# OBJECTIVE
How many lines hold the string "title"? Give only the number.
=== DATA SUPPLIED ===
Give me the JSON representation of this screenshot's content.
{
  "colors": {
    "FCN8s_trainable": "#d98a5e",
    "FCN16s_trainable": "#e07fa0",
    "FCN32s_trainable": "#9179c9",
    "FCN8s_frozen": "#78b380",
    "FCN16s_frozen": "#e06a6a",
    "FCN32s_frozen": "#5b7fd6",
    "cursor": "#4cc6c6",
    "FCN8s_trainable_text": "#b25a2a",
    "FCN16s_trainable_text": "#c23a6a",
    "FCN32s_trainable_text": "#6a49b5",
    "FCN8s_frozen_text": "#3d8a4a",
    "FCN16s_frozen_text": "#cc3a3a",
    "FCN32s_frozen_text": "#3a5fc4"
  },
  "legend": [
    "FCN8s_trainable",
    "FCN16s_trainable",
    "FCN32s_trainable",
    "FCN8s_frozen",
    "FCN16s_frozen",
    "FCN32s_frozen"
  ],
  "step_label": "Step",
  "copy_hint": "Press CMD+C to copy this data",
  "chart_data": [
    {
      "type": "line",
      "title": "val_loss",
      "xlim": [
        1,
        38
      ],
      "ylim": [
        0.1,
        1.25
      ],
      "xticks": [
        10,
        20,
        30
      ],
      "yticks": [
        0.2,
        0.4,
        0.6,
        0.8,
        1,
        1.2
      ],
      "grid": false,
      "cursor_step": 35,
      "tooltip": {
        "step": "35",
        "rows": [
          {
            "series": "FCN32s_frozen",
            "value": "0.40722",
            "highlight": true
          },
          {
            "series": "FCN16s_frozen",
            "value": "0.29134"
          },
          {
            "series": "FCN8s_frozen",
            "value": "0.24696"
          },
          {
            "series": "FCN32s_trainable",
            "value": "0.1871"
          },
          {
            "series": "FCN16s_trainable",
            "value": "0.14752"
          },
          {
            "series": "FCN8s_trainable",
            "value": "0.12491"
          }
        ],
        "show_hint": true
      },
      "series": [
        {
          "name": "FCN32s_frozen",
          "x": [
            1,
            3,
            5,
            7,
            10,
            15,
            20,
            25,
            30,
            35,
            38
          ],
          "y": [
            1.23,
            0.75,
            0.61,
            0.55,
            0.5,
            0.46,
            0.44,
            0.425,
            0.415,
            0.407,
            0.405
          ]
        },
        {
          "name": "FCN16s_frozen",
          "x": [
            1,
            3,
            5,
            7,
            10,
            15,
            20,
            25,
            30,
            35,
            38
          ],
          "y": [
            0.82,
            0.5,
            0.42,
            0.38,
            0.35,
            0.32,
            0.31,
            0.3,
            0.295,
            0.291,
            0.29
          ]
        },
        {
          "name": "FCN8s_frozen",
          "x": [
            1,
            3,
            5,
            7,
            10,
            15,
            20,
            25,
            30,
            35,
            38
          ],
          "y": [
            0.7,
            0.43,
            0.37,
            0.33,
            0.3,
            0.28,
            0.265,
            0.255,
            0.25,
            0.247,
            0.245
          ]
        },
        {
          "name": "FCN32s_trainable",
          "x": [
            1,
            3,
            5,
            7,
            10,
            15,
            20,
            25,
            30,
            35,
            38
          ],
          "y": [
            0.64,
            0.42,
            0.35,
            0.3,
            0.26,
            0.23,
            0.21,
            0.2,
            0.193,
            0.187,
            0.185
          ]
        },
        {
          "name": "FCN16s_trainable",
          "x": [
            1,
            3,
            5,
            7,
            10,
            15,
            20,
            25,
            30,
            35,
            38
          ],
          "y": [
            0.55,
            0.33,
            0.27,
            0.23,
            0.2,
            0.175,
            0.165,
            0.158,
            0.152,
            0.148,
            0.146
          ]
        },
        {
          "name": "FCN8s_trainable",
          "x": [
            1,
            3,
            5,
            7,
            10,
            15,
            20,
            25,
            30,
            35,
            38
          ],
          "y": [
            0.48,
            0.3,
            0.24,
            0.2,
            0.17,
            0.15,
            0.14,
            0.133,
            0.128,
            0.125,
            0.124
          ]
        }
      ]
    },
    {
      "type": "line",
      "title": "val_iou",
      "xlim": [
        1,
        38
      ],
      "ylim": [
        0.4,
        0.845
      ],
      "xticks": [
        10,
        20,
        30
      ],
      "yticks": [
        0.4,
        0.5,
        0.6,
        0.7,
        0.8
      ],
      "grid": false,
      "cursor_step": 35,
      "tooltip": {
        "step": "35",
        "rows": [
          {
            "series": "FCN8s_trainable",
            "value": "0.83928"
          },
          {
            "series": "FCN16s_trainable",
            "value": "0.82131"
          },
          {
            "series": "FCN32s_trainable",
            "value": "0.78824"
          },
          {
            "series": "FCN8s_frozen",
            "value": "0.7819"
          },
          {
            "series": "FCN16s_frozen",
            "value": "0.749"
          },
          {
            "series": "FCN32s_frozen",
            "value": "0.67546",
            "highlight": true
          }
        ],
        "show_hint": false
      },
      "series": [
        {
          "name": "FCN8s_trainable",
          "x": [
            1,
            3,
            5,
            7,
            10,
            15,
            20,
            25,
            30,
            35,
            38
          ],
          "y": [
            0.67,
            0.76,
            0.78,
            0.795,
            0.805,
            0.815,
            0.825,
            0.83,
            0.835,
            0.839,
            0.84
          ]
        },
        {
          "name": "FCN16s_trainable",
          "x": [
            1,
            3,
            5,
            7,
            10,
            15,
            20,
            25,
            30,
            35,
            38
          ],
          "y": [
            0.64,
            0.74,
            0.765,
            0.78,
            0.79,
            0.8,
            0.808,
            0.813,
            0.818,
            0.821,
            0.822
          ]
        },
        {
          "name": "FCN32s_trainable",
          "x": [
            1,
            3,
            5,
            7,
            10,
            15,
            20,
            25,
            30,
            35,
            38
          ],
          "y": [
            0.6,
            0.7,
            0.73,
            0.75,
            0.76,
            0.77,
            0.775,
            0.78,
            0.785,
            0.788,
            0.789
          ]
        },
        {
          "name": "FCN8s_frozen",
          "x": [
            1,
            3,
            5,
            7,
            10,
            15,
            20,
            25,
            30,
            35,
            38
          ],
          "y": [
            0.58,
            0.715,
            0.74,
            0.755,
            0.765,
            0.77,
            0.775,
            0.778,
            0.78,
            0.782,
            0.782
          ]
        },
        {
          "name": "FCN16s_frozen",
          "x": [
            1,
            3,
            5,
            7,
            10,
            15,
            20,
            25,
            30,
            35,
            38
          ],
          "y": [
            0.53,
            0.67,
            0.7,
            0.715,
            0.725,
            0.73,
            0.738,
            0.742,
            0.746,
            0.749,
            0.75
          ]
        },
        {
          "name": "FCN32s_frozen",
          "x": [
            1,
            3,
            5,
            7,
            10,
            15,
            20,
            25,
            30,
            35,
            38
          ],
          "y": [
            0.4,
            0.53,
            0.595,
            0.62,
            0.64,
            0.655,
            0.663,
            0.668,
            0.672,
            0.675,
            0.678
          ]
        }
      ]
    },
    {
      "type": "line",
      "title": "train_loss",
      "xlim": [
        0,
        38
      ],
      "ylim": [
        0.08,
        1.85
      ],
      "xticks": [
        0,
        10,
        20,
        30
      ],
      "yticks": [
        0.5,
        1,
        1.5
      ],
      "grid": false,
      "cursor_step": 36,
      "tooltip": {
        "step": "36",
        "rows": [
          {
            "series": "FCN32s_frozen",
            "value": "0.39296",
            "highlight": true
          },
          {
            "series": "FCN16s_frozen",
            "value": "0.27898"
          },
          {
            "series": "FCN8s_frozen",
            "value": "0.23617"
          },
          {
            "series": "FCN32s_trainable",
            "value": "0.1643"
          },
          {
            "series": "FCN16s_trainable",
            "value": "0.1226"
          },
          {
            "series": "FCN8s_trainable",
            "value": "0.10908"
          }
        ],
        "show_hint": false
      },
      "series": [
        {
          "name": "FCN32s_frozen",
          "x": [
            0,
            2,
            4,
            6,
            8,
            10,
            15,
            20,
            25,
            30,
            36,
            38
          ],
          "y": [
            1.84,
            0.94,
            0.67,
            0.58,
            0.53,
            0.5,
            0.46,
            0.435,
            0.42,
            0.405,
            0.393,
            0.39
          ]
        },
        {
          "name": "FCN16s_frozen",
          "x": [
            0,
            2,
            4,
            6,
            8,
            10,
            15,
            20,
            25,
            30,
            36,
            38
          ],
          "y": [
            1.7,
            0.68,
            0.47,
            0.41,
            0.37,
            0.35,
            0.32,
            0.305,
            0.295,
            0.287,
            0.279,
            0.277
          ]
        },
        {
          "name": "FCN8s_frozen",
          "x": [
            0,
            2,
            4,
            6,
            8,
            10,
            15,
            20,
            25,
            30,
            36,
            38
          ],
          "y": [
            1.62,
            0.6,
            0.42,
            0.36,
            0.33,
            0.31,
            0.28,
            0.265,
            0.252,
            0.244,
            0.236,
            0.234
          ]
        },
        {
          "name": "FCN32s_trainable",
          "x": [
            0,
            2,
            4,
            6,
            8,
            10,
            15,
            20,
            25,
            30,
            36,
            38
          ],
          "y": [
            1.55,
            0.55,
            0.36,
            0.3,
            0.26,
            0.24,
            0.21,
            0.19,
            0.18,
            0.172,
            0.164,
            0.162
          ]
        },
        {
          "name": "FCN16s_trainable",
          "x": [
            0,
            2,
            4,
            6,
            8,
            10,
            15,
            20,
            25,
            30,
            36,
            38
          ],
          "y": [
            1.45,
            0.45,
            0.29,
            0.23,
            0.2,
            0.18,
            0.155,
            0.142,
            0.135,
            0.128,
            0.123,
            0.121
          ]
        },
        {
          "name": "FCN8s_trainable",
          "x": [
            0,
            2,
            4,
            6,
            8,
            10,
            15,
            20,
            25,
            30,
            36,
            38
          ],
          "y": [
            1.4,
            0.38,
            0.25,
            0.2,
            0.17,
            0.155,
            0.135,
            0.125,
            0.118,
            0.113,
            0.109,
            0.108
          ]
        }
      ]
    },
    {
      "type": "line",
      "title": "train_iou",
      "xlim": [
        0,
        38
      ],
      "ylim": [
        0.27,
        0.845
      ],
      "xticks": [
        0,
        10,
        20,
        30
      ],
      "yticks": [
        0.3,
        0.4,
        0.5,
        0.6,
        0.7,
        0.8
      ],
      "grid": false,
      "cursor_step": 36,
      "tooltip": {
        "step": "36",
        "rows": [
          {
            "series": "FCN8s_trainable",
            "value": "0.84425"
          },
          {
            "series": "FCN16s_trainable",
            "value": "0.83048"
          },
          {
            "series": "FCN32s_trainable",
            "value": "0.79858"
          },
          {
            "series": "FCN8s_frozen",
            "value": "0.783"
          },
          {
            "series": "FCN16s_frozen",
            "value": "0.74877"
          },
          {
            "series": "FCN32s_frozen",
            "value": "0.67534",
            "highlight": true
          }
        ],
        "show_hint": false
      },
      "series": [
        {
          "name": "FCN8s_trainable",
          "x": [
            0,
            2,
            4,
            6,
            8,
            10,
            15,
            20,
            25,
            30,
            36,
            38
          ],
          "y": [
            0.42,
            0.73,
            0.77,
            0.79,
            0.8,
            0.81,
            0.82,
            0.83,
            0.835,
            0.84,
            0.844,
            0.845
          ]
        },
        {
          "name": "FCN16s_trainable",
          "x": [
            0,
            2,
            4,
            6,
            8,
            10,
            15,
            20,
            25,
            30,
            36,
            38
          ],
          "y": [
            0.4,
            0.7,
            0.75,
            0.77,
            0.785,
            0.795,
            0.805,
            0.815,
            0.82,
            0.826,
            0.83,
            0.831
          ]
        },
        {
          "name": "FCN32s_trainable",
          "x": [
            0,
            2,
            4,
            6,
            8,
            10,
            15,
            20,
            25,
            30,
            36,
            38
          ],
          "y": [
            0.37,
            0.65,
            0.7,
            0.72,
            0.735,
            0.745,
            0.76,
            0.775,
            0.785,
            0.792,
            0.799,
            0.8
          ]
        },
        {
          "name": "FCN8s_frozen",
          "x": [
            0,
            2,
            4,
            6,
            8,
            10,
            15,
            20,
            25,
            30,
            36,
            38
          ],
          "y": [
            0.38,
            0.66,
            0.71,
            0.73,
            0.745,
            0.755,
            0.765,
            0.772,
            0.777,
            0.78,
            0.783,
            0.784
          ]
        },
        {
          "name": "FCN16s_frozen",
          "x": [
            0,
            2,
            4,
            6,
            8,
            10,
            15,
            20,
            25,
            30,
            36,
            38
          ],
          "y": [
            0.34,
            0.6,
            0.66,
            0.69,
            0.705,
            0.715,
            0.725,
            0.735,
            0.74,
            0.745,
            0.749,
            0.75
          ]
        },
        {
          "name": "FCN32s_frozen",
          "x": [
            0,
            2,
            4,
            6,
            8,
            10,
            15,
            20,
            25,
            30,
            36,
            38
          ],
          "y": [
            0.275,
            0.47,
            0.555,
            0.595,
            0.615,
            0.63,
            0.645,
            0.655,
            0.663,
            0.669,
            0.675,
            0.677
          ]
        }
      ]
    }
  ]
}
===
# FULL RESPONSE
4